/---
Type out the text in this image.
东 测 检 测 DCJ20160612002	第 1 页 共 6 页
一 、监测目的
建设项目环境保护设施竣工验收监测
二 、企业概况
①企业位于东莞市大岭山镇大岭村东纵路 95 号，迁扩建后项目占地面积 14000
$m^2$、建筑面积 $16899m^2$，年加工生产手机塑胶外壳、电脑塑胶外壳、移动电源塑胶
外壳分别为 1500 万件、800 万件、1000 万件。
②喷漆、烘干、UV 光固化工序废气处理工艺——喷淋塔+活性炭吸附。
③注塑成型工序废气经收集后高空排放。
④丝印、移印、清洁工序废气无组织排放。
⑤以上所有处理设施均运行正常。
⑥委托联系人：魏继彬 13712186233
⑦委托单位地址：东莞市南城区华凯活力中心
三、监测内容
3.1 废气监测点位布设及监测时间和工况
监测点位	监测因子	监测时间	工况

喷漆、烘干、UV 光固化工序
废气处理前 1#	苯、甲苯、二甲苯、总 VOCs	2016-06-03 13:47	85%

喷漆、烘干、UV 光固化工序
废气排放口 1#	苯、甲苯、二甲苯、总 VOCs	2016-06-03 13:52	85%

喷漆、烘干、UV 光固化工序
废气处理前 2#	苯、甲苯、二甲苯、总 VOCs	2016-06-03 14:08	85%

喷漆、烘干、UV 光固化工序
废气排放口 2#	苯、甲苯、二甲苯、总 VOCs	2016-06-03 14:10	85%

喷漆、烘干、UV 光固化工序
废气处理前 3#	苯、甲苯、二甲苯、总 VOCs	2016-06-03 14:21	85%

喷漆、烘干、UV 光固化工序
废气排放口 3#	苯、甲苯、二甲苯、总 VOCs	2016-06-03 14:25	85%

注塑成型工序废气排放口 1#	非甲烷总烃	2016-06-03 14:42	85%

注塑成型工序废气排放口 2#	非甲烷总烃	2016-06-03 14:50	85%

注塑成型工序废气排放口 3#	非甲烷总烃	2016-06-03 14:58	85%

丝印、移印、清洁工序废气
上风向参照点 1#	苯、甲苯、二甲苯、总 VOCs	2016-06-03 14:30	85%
\---
- [Requirement]:
Say how many lines in the records contain the string "非甲烷总烃", and say nothing else.

- [Answer in full]:
3